■ Stated problem
Transcribe all records exactly.

■ Input records
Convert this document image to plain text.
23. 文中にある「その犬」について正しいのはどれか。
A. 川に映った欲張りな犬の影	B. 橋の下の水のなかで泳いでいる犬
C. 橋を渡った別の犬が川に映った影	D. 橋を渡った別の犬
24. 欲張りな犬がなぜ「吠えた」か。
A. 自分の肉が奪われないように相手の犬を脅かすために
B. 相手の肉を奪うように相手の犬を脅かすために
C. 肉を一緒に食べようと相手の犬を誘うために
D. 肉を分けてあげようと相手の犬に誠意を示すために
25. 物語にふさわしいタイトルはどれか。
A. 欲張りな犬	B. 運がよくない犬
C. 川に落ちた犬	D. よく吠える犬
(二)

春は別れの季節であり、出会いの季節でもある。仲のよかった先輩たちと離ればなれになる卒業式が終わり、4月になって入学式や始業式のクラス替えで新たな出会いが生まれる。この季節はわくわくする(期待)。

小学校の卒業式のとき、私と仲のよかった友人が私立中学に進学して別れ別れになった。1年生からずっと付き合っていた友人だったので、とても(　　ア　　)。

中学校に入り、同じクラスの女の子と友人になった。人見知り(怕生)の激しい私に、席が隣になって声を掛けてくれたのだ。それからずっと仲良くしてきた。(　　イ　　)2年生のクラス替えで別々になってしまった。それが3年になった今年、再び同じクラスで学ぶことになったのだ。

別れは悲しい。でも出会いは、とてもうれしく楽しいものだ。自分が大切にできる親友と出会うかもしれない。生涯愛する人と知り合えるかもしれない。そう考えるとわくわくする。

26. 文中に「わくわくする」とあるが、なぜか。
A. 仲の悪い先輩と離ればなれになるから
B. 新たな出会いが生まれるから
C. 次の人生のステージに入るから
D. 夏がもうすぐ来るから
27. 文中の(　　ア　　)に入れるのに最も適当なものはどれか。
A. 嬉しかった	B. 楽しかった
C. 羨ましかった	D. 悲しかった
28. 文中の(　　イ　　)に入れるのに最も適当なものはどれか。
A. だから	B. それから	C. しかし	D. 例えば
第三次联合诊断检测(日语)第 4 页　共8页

■ Worked answer
Convert this document image to plain text.
23. 文中にある「その犬」について正しいのはどれか。
A. 川に映った欲張りな犬の影	B. 橋の下の水のなかで泳いでいる犬
C. 橋を渡った別の犬が川に映った影	D. 橋を渡った別の犬
24. 欲張りな犬がなぜ「吠えた」か。
A. 自分の肉が奪われないように相手の犬を脅かすために
B. 相手の肉を奪うように相手の犬を脅かすために
C. 肉を一緒に食べようと相手の犬を誘うために
D. 肉を分けてあげようと相手の犬に誠意を示すために
25. 物語にふさわしいタイトルはどれか。
A. 欲張りな犬	B. 運がよくない犬
C. 川に落ちた犬	D. よく吠える犬
(二)

春は別れの季節であり、出会いの季節でもある。仲のよかった先輩たちと離ればなれになる卒業式が終わり、4月になって入学式や始業式のクラス替えで新たな出会いが生まれる。この季節はわくわくする(期待)。

小学校の卒業式のとき、私と仲のよかった友人が私立中学に進学して別れ別れになった。1年生からずっと付き合っていた友人だったので、とても(　　ア　　)。

中学校に入り、同じクラスの女の子と友人になった。人見知り(怕生)の激しい私に、席が隣になって声を掛けてくれたのだ。それからずっと仲良くしてきた。(　　イ　　)2年生のクラス替えで別々になってしまった。それが3年になった今年、再び同じクラスで学ぶことになったのだ。

別れは悲しい。でも出会いは、とてもうれしく楽しいものだ。自分が大切にできる親友と出会うかもしれない。生涯愛する人と知り合えるかもしれない。そう考えるとわくわくする。

26. 文中に「わくわくする」とあるが、なぜか。
A. 仲の悪い先輩と離ればなれになるから
B. 新たな出会いが生まれるから
C. 次の人生のステージに入るから
D. 夏がもうすぐ来るから
27. 文中の(　　ア　　)に入れるのに最も適当なものはどれか。
A. 嬉しかった	B. 楽しかった
C. 羨ましかった	D. 悲しかった
28. 文中の(　　イ　　)に入れるのに最も適当なものはどれか。
A. だから	B. それから	C. しかし	D. 例えば
第三次联合诊断检测(日语)第 4 页　共8页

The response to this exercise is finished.